### EXERCISE TASK
Omit all pictures. Copy the rest of the material exactly.
— Start TASK INPUT —
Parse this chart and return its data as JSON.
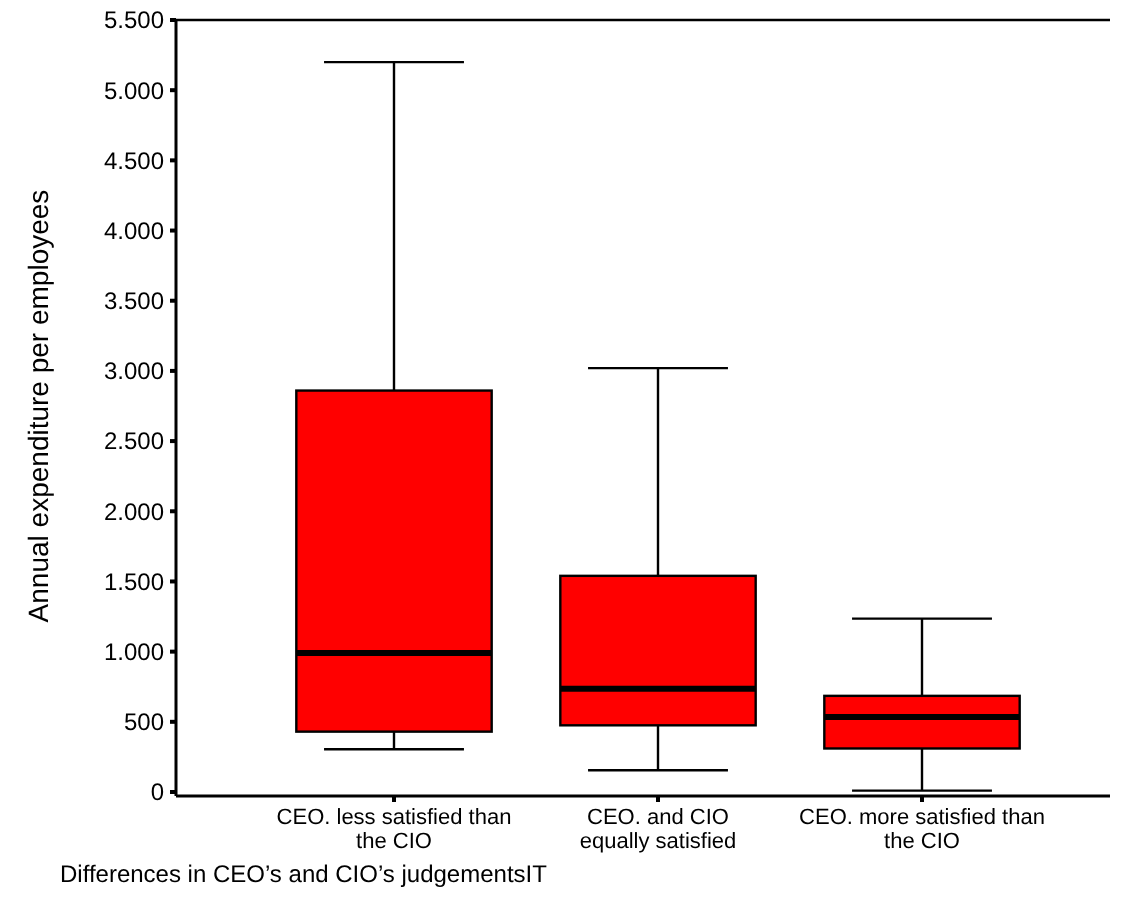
{
  "chart_data": {
    "type": "box",
    "categories": [
      "CEO. less satisfied than\nthe CIO",
      "CEO. and CIO\nequally satisfied",
      "CEO. more satisfied than\nthe CIO"
    ],
    "boxes": [
      {
        "low": 305,
        "q1": 430,
        "median": 990,
        "q3": 2860,
        "high": 5200
      },
      {
        "low": 155,
        "q1": 475,
        "median": 735,
        "q3": 1540,
        "high": 3020
      },
      {
        "low": 10,
        "q1": 310,
        "median": 535,
        "q3": 685,
        "high": 1235
      }
    ],
    "color": "#ff0000",
    "xlabel": "Differences in CEO’s and CIO’s judgementsIT",
    "ylabel": "Annual expenditure per employees",
    "ylim": [
      0,
      5500
    ],
    "yticks": [
      0,
      500,
      {
        "value": 1000,
        "label": "1.000"
      },
      {
        "value": 1500,
        "label": "1.500"
      },
      {
        "value": 2000,
        "label": "2.000"
      },
      {
        "value": 2500,
        "label": "2.500"
      },
      {
        "value": 3000,
        "label": "3.000"
      },
      {
        "value": 3500,
        "label": "3.500"
      },
      {
        "value": 4000,
        "label": "4.000"
      },
      {
        "value": 4500,
        "label": "4.500"
      },
      {
        "value": 5000,
        "label": "5.000"
      },
      {
        "value": 5500,
        "label": "5.500"
      }
    ],
    "grid": false
  }
}
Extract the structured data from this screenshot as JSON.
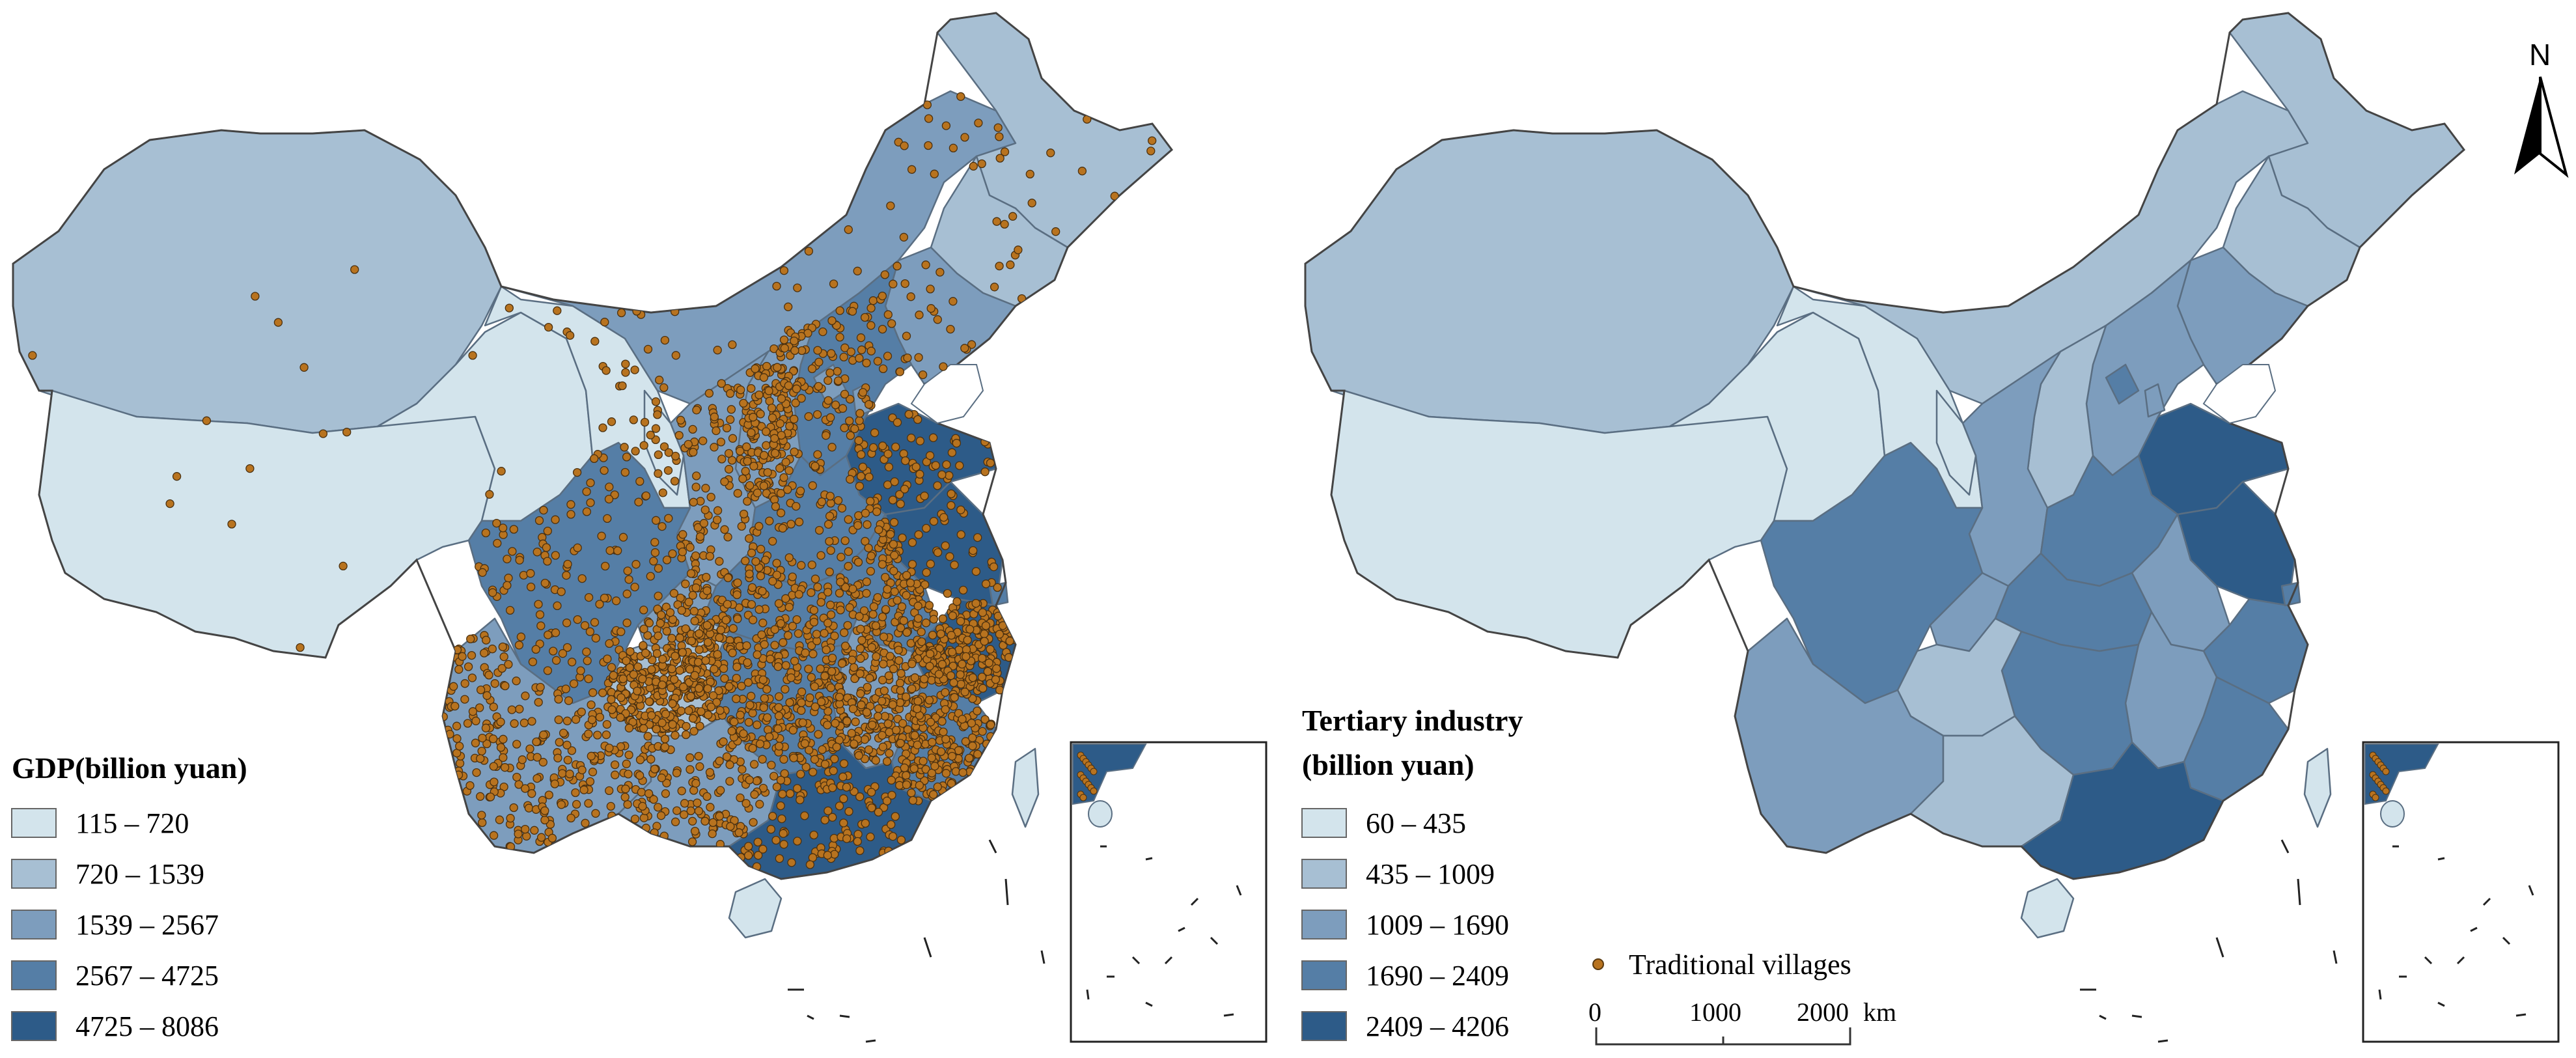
{
  "left_map": {
    "legend_title": "GDP(billion yuan)",
    "classes": [
      {
        "label": "115 – 720",
        "color": "#d3e4ec"
      },
      {
        "label": "720 – 1539",
        "color": "#a7bfd3"
      },
      {
        "label": "1539 – 2567",
        "color": "#7d9dbd"
      },
      {
        "label": "2567 – 4725",
        "color": "#557ea6"
      },
      {
        "label": "4725 – 8086",
        "color": "#2d5b88"
      }
    ]
  },
  "right_map": {
    "legend_title_line1": "Tertiary industry",
    "legend_title_line2": "(billion yuan)",
    "classes": [
      {
        "label": "60 – 435",
        "color": "#d3e4ec"
      },
      {
        "label": "435 – 1009",
        "color": "#a7bfd3"
      },
      {
        "label": "1009 – 1690",
        "color": "#7d9dbd"
      },
      {
        "label": "1690 – 2409",
        "color": "#557ea6"
      },
      {
        "label": "2409 – 4206",
        "color": "#2d5b88"
      }
    ]
  },
  "villages_legend": {
    "label": "Traditional villages",
    "color": "#b8731f"
  },
  "scale_bar": {
    "ticks": [
      "0",
      "1000",
      "2000"
    ],
    "unit": "km"
  },
  "north_arrow": {
    "label": "N"
  }
}
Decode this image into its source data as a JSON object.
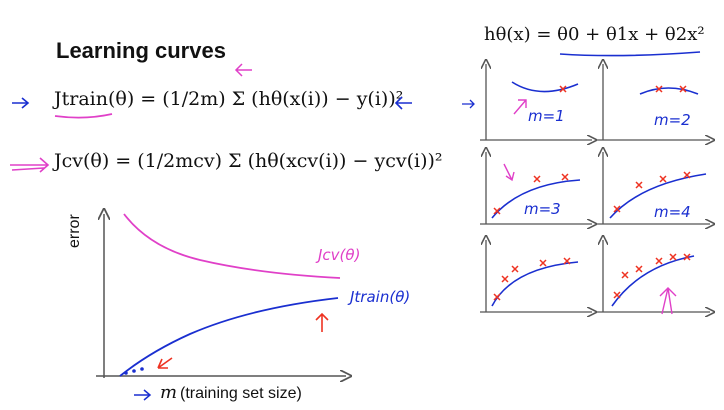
{
  "title": "Learning curves",
  "hypothesis": "hθ(x) = θ0 + θ1x + θ2x²",
  "formulas": {
    "j_train": "Jtrain(θ) = (1/2m) Σ (hθ(x(i)) − y(i))²",
    "j_cv": "Jcv(θ) = (1/2mcv) Σ (hθ(xcv(i)) − ycv(i))²"
  },
  "main_plot": {
    "ylabel": "error",
    "xlabel": "(training set size)",
    "x_symbol": "m",
    "cv_label": "Jcv(θ)",
    "train_label": "Jtrain(θ)"
  },
  "panels": [
    {
      "label": "m=1",
      "points": 1
    },
    {
      "label": "m=2",
      "points": 2
    },
    {
      "label": "m=3",
      "points": 3
    },
    {
      "label": "m=4",
      "points": 4
    },
    {
      "label": "",
      "points": 5
    },
    {
      "label": "",
      "points": 6
    }
  ],
  "colors": {
    "cv_curve": "#e040c8",
    "train_curve": "#1a2fd0",
    "annotation_red": "#ee3322",
    "marker_x": "#ee3322"
  }
}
— End TASK INPUT —
### RESULT OF THE EXERCISE
Parse this chart and return its data as JSON.
{
  "chart_data": {
    "type": "box",
    "categories": [
      "CEO. less satisfied than\nthe CIO",
      "CEO. and CIO\nequally satisfied",
      "CEO. more satisfied than\nthe CIO"
    ],
    "boxes": [
      {
        "low": 305,
        "q1": 430,
        "median": 990,
        "q3": 2860,
        "high": 5200
      },
      {
        "low": 155,
        "q1": 475,
        "median": 735,
        "q3": 1540,
        "high": 3020
      },
      {
        "low": 10,
        "q1": 310,
        "median": 535,
        "q3": 685,
        "high": 1235
      }
    ],
    "color": "#ff0000",
    "xlabel": "Differences in CEO’s and CIO’s judgementsIT",
    "ylabel": "Annual expenditure per employees",
    "ylim": [
      0,
      5500
    ],
    "yticks": [
      0,
      500,
      {
        "value": 1000,
        "label": "1.000"
      },
      {
        "value": 1500,
        "label": "1.500"
      },
      {
        "value": 2000,
        "label": "2.000"
      },
      {
        "value": 2500,
        "label": "2.500"
      },
      {
        "value": 3000,
        "label": "3.000"
      },
      {
        "value": 3500,
        "label": "3.500"
      },
      {
        "value": 4000,
        "label": "4.000"
      },
      {
        "value": 4500,
        "label": "4.500"
      },
      {
        "value": 5000,
        "label": "5.000"
      },
      {
        "value": 5500,
        "label": "5.500"
      }
    ],
    "grid": false
  }
}
Extract the structured data from this screenshot as JSON.
{
  "left_map": {
    "legend_title": "GDP(billion yuan)",
    "classes": [
      {
        "label": "115 – 720",
        "color": "#d3e4ec"
      },
      {
        "label": "720 – 1539",
        "color": "#a7bfd3"
      },
      {
        "label": "1539 – 2567",
        "color": "#7d9dbd"
      },
      {
        "label": "2567 – 4725",
        "color": "#557ea6"
      },
      {
        "label": "4725 – 8086",
        "color": "#2d5b88"
      }
    ]
  },
  "right_map": {
    "legend_title_line1": "Tertiary industry",
    "legend_title_line2": "(billion yuan)",
    "classes": [
      {
        "label": "60 – 435",
        "color": "#d3e4ec"
      },
      {
        "label": "435 – 1009",
        "color": "#a7bfd3"
      },
      {
        "label": "1009 – 1690",
        "color": "#7d9dbd"
      },
      {
        "label": "1690 – 2409",
        "color": "#557ea6"
      },
      {
        "label": "2409 – 4206",
        "color": "#2d5b88"
      }
    ]
  },
  "villages_legend": {
    "label": "Traditional villages",
    "color": "#b8731f"
  },
  "scale_bar": {
    "ticks": [
      "0",
      "1000",
      "2000"
    ],
    "unit": "km"
  },
  "north_arrow": {
    "label": "N"
  }
}
Decode this image into its source data as a JSON object.
{
  "title": "Learning curves",
  "hypothesis": "hθ(x) = θ0 + θ1x + θ2x²",
  "formulas": {
    "j_train": "Jtrain(θ) = (1/2m) Σ (hθ(x(i)) − y(i))²",
    "j_cv": "Jcv(θ) = (1/2mcv) Σ (hθ(xcv(i)) − ycv(i))²"
  },
  "main_plot": {
    "ylabel": "error",
    "xlabel": "(training set size)",
    "x_symbol": "m",
    "cv_label": "Jcv(θ)",
    "train_label": "Jtrain(θ)"
  },
  "panels": [
    {
      "label": "m=1",
      "points": 1
    },
    {
      "label": "m=2",
      "points": 2
    },
    {
      "label": "m=3",
      "points": 3
    },
    {
      "label": "m=4",
      "points": 4
    },
    {
      "label": "",
      "points": 5
    },
    {
      "label": "",
      "points": 6
    }
  ],
  "colors": {
    "cv_curve": "#e040c8",
    "train_curve": "#1a2fd0",
    "annotation_red": "#ee3322",
    "marker_x": "#ee3322"
  }
}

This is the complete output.